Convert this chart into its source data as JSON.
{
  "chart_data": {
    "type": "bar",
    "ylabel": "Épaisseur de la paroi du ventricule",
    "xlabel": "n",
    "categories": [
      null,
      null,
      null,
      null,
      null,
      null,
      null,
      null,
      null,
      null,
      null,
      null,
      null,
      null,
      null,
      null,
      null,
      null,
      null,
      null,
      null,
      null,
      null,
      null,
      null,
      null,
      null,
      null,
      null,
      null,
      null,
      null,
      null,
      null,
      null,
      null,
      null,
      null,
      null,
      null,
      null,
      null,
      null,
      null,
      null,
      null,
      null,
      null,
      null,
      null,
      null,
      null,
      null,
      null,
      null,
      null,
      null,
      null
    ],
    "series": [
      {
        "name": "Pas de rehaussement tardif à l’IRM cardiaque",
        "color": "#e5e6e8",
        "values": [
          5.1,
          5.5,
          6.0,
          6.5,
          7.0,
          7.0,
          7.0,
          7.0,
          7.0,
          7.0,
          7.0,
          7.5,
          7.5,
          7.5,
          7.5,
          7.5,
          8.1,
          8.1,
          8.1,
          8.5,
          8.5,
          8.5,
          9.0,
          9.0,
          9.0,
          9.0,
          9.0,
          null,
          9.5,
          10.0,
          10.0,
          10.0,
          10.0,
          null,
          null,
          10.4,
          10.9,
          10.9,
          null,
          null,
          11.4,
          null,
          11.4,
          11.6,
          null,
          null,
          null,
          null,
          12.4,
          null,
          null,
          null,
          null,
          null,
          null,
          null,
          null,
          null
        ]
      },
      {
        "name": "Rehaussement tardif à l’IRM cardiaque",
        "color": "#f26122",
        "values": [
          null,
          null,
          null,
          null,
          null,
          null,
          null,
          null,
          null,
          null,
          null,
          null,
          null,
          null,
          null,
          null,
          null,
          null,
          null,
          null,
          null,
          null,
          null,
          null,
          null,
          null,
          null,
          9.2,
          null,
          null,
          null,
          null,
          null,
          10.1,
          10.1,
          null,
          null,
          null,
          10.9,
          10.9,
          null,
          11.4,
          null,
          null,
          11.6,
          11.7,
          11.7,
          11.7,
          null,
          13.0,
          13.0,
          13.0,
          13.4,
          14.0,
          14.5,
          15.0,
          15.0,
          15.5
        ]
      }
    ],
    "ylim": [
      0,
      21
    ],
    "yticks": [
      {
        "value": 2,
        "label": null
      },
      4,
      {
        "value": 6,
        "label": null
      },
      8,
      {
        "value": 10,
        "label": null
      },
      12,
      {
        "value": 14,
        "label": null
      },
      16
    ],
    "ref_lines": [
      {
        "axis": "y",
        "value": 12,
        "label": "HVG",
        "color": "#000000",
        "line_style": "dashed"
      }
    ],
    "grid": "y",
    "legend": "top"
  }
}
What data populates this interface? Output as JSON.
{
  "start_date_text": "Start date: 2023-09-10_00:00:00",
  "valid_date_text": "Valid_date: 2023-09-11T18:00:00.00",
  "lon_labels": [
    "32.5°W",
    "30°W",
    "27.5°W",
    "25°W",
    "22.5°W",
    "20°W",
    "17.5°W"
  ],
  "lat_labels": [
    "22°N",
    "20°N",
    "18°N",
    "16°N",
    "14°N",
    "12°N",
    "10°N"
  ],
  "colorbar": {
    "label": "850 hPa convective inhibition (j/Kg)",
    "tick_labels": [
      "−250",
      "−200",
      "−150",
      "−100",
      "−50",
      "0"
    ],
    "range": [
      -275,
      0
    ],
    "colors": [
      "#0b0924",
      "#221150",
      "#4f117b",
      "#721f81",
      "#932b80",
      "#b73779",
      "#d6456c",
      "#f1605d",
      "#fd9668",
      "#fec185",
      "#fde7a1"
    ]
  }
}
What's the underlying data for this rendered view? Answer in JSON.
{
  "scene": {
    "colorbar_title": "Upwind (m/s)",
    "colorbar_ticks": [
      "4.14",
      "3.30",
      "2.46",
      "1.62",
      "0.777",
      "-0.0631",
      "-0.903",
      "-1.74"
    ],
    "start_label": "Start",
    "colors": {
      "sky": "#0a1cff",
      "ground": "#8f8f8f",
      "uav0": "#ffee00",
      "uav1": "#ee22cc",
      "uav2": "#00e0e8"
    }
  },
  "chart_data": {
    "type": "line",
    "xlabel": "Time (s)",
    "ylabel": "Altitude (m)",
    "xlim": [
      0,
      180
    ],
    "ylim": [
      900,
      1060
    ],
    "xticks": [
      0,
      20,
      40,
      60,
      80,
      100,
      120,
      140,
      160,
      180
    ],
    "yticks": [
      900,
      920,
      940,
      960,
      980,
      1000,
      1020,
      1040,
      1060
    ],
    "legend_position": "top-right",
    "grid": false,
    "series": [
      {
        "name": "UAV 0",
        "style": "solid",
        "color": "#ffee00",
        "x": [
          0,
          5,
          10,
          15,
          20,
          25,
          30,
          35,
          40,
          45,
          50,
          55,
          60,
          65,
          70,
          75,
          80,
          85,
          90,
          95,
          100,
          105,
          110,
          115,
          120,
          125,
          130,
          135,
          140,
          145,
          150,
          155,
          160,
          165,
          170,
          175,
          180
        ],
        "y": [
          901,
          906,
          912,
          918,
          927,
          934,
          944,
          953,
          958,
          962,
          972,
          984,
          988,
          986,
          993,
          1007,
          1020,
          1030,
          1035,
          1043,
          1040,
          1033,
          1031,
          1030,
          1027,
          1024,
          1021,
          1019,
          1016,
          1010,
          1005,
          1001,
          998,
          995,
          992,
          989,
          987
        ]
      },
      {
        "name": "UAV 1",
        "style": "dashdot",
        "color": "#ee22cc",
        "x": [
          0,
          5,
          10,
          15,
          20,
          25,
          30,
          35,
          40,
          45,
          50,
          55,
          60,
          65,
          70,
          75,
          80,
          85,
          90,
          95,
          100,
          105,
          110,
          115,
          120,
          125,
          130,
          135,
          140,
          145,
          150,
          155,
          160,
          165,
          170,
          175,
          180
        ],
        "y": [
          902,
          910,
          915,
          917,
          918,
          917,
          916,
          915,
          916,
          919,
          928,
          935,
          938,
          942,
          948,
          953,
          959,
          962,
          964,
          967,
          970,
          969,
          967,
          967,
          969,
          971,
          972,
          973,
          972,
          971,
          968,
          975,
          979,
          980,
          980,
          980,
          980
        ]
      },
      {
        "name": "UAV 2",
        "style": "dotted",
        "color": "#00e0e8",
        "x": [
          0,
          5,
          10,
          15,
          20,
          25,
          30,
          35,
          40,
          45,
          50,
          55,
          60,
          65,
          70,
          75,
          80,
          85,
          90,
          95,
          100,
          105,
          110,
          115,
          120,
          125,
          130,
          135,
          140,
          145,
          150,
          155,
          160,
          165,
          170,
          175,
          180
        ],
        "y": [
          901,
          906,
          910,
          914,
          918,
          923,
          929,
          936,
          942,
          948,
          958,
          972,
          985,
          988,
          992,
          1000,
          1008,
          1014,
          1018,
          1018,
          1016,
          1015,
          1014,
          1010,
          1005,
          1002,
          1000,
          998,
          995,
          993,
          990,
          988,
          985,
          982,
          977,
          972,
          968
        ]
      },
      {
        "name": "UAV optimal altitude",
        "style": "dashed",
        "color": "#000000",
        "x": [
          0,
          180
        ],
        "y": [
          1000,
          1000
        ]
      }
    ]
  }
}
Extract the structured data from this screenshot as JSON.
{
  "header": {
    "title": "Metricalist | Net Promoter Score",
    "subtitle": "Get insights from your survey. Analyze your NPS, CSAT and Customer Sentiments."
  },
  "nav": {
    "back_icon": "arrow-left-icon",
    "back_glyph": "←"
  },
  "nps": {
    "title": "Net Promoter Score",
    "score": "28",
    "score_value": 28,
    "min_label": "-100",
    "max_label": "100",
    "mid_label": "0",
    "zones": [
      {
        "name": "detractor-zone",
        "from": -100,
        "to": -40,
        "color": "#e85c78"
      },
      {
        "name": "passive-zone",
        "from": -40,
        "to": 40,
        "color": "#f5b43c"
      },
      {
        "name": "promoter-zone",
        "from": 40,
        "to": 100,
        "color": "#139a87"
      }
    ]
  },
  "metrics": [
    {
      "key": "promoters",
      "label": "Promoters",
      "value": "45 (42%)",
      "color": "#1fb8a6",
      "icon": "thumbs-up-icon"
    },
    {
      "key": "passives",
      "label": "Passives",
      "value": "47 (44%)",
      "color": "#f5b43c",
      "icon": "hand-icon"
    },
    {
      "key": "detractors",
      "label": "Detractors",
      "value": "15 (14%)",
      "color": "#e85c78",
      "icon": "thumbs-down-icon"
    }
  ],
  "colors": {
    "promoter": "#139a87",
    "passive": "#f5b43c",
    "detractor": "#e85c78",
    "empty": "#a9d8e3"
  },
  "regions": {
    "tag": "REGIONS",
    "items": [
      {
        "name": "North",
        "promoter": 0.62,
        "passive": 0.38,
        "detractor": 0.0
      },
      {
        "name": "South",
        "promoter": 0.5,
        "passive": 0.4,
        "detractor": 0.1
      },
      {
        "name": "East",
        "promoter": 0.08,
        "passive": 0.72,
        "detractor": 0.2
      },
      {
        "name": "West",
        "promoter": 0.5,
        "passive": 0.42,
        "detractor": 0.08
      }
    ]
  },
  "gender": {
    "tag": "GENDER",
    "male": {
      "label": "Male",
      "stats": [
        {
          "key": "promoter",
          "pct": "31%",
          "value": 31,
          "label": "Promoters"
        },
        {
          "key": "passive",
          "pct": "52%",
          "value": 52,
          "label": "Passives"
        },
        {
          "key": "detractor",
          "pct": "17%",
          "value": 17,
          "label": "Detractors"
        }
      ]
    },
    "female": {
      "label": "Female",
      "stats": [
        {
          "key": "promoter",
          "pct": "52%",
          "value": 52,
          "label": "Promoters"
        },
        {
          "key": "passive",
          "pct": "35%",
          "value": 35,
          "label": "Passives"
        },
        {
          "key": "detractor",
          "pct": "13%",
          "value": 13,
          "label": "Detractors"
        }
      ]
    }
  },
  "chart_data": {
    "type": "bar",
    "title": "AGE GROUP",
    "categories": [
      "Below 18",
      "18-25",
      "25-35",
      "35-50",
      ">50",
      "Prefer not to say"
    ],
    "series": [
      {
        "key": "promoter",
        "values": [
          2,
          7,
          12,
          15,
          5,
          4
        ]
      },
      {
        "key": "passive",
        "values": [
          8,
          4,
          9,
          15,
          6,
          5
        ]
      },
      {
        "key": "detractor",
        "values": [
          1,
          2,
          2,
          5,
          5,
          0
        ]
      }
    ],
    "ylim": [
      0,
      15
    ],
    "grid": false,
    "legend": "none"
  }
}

= = = = =

What to do: Read the entries and pick out all lines that include the word "JSON".

Response:
Convert this chart into its source data as JSON.
What data populates this interface? Output as JSON.
What's the underlying data for this rendered view? Answer in JSON.
Extract the structured data from this screenshot as JSON.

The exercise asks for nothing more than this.